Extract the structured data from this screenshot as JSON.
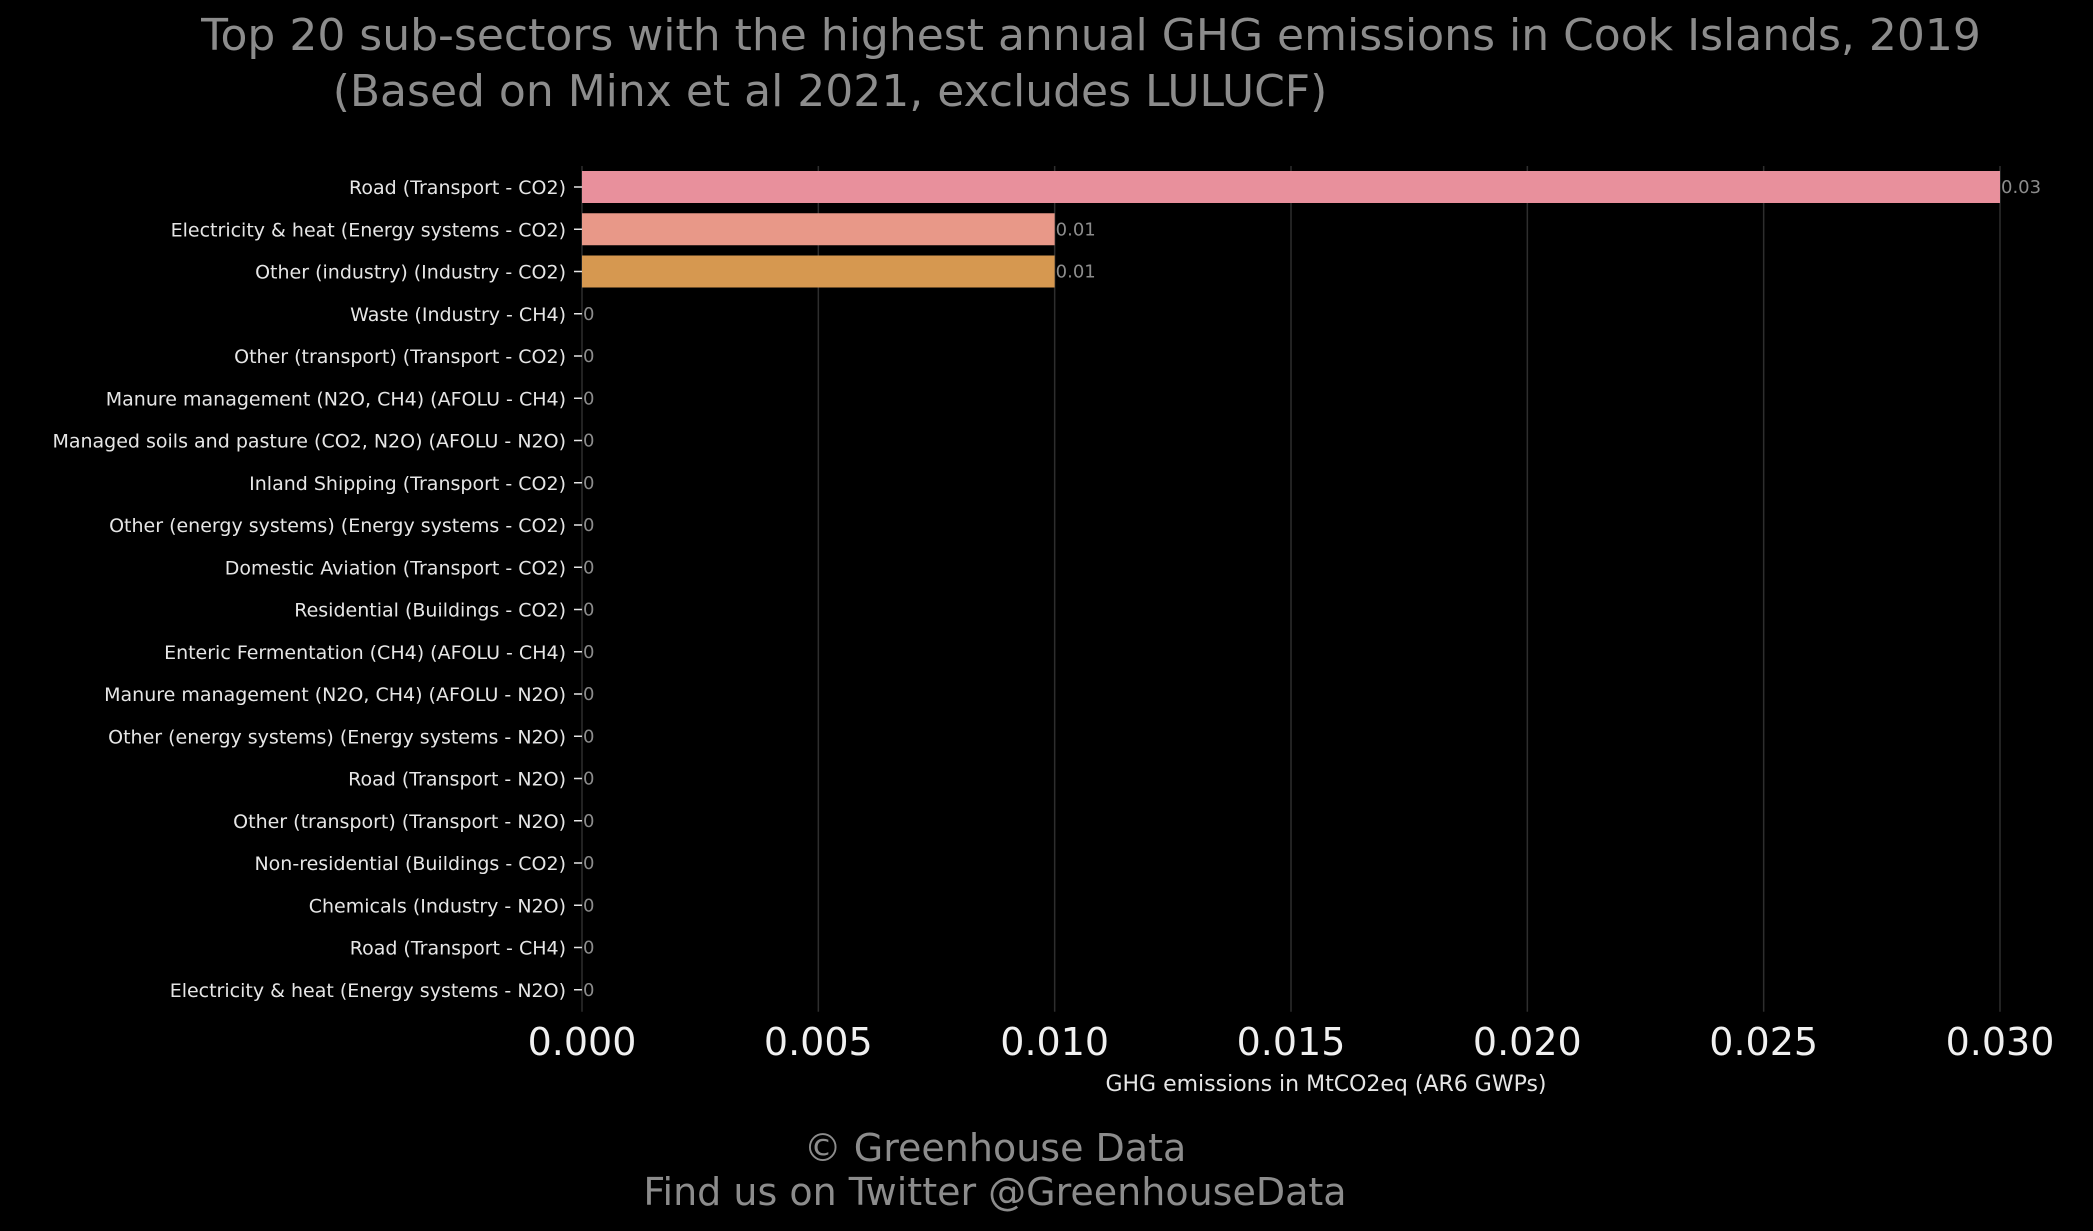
{
  "chart_data": {
    "type": "bar",
    "orientation": "horizontal",
    "title": "Top 20 sub-sectors with the highest annual GHG emissions in Cook Islands, 2019",
    "subtitle": "(Based on Minx et al 2021, excludes LULUCF)",
    "xlabel": "GHG emissions in MtCO2eq (AR6 GWPs)",
    "ylabel": "",
    "xlim": [
      0,
      0.031
    ],
    "xticks": [
      "0.000",
      "0.005",
      "0.010",
      "0.015",
      "0.020",
      "0.025",
      "0.030"
    ],
    "xtick_values": [
      0,
      0.005,
      0.01,
      0.015,
      0.02,
      0.025,
      0.03
    ],
    "grid": "vertical",
    "categories": [
      "Road (Transport - CO2)",
      "Electricity & heat (Energy systems - CO2)",
      "Other (industry) (Industry - CO2)",
      "Waste (Industry - CH4)",
      "Other (transport) (Transport - CO2)",
      "Manure management (N2O, CH4) (AFOLU - CH4)",
      "Managed soils and pasture (CO2, N2O) (AFOLU - N2O)",
      "Inland Shipping (Transport - CO2)",
      "Other (energy systems) (Energy systems - CO2)",
      "Domestic Aviation (Transport - CO2)",
      "Residential (Buildings - CO2)",
      "Enteric Fermentation (CH4) (AFOLU - CH4)",
      "Manure management (N2O, CH4) (AFOLU - N2O)",
      "Other (energy systems) (Energy systems - N2O)",
      "Road (Transport - N2O)",
      "Other (transport) (Transport - N2O)",
      "Non-residential (Buildings - CO2)",
      "Chemicals (Industry - N2O)",
      "Road (Transport - CH4)",
      "Electricity & heat (Energy systems - N2O)"
    ],
    "values": [
      0.03,
      0.01,
      0.01,
      0,
      0,
      0,
      0,
      0,
      0,
      0,
      0,
      0,
      0,
      0,
      0,
      0,
      0,
      0,
      0,
      0
    ],
    "data_labels": [
      "0.03",
      "0.01",
      "0.01",
      "0",
      "0",
      "0",
      "0",
      "0",
      "0",
      "0",
      "0",
      "0",
      "0",
      "0",
      "0",
      "0",
      "0",
      "0",
      "0",
      "0"
    ],
    "bar_colors": [
      "#e8909c",
      "#e89888",
      "#d69850"
    ]
  },
  "footer": {
    "copyright": "© Greenhouse Data",
    "twitter": "Find us on Twitter @GreenhouseData"
  },
  "colors": {
    "background": "#000000",
    "title_text": "#8c8c8c",
    "label_text": "#e6e6e6",
    "tick_text": "#f0f0f0",
    "data_label_text": "#8c8c8c",
    "grid": "#2e2e2e"
  }
}
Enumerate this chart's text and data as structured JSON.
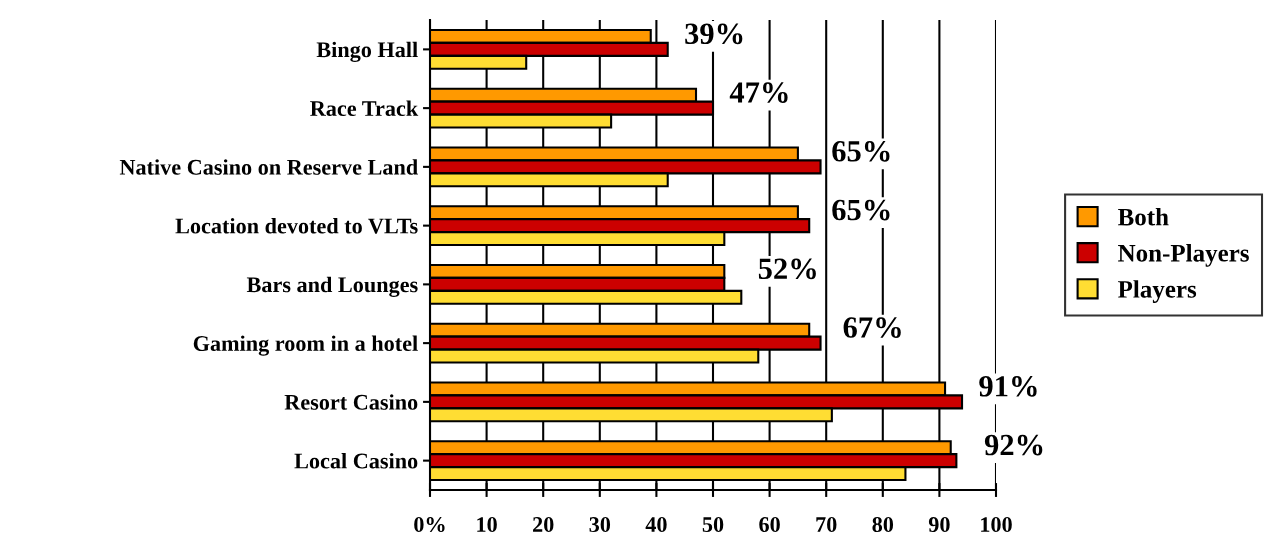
{
  "chart_data": {
    "type": "bar",
    "orientation": "horizontal",
    "categories": [
      "Bingo Hall",
      "Race Track",
      "Native Casino on Reserve Land",
      "Location devoted to VLTs",
      "Bars and Lounges",
      "Gaming room in a hotel",
      "Resort Casino",
      "Local Casino"
    ],
    "series": [
      {
        "name": "Both",
        "color": "#ff9900",
        "values": [
          39,
          47,
          65,
          65,
          52,
          67,
          91,
          92
        ],
        "value_labels": [
          "39%",
          "47%",
          "65%",
          "65%",
          "52%",
          "67%",
          "91%",
          "92%"
        ]
      },
      {
        "name": "Non-Players",
        "color": "#cc0000",
        "values": [
          42,
          50,
          69,
          67,
          52,
          69,
          94,
          93
        ]
      },
      {
        "name": "Players",
        "color": "#ffdd33",
        "values": [
          17,
          32,
          42,
          52,
          55,
          58,
          71,
          84
        ]
      }
    ],
    "xlim": [
      0,
      100
    ],
    "xticks": [
      {
        "value": 0,
        "label": "0%"
      },
      10,
      20,
      30,
      40,
      50,
      60,
      70,
      80,
      90,
      100
    ],
    "grid": "x",
    "legend": "right"
  }
}
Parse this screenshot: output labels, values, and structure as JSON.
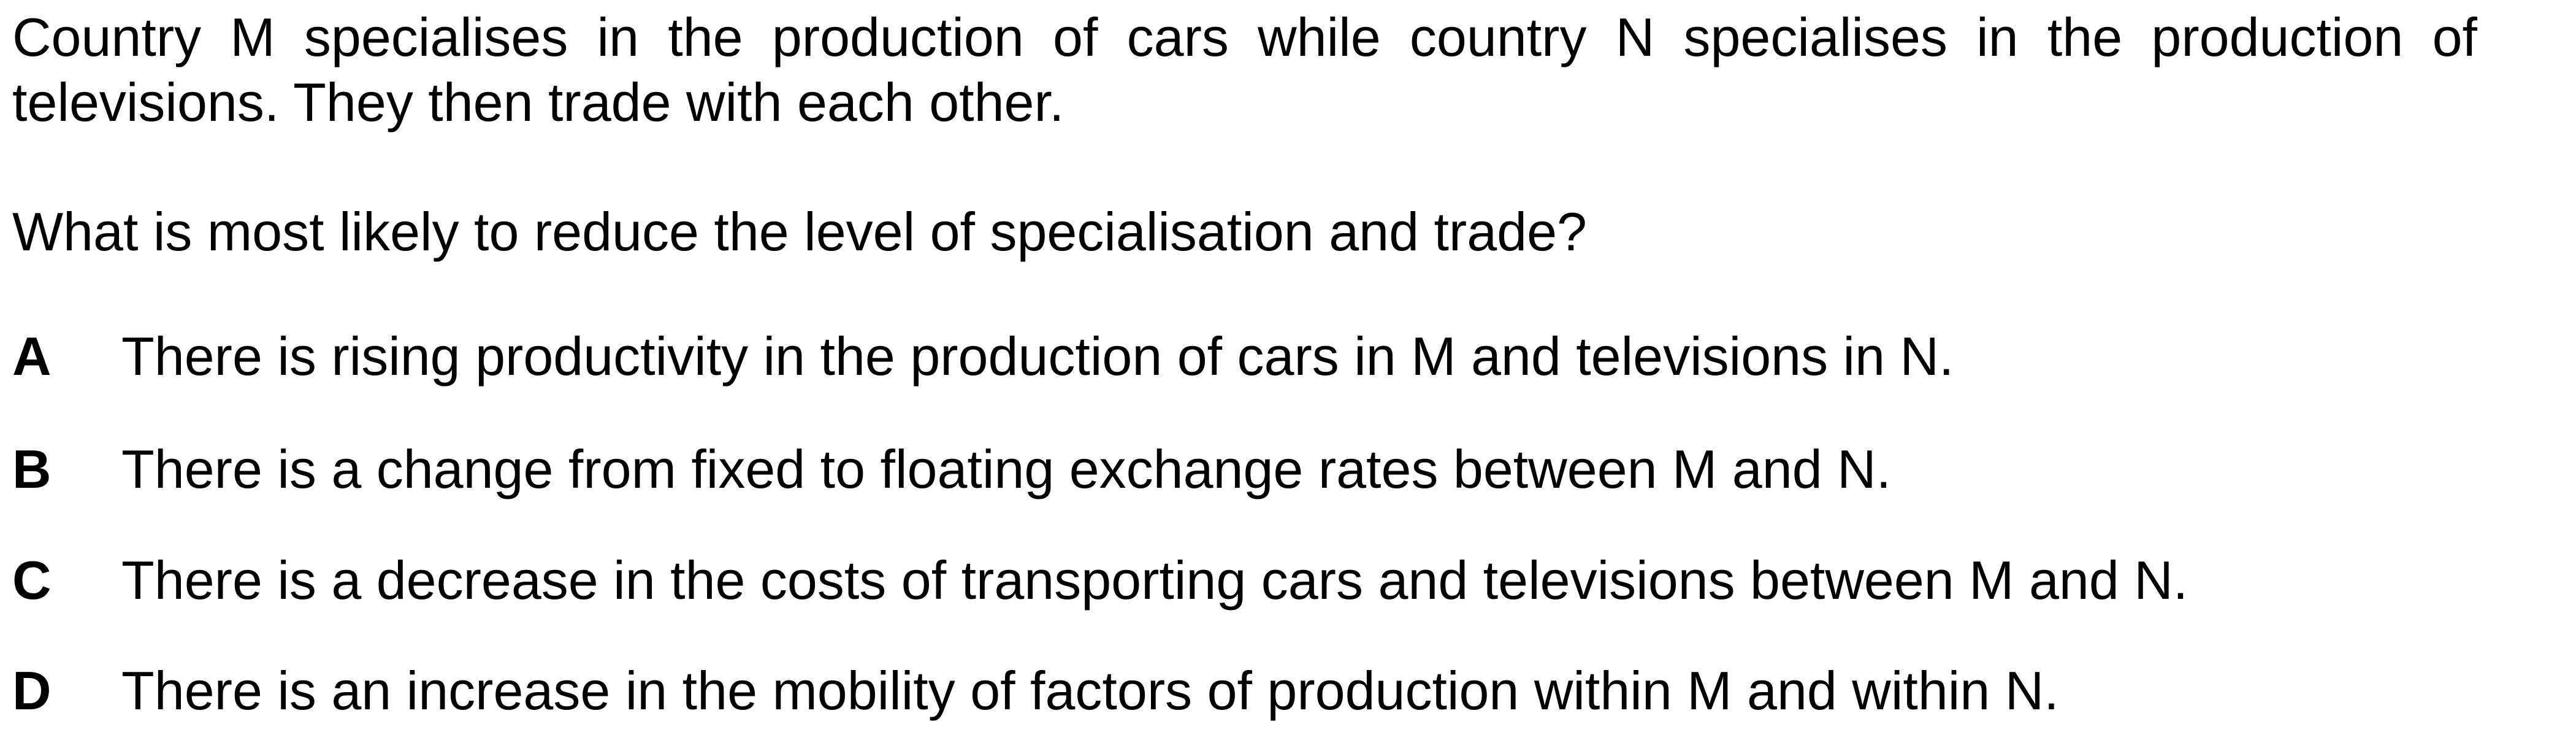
{
  "stem": "Country M specialises in the production of cars while country N specialises in the production of televisions. They then trade with each other.",
  "question": "What is most likely to reduce the level of specialisation and trade?",
  "options": [
    {
      "letter": "A",
      "text": "There is rising productivity in the production of cars in M and televisions in N."
    },
    {
      "letter": "B",
      "text": "There is a change from fixed to floating exchange rates between M and N."
    },
    {
      "letter": "C",
      "text": "There is a decrease in the costs of transporting cars and televisions between M and N."
    },
    {
      "letter": "D",
      "text": "There is an increase in the mobility of factors of production within M and within N."
    }
  ]
}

▶ _WHAT THE EXERCISE ASKS_
Select all lines in the listing that include the word "from".

▶ _WRITTEN REPLY_
Extract the structured data from this screenshot as JSON.
      "text": "There is a change from fixed to floating exchange rates between M and N."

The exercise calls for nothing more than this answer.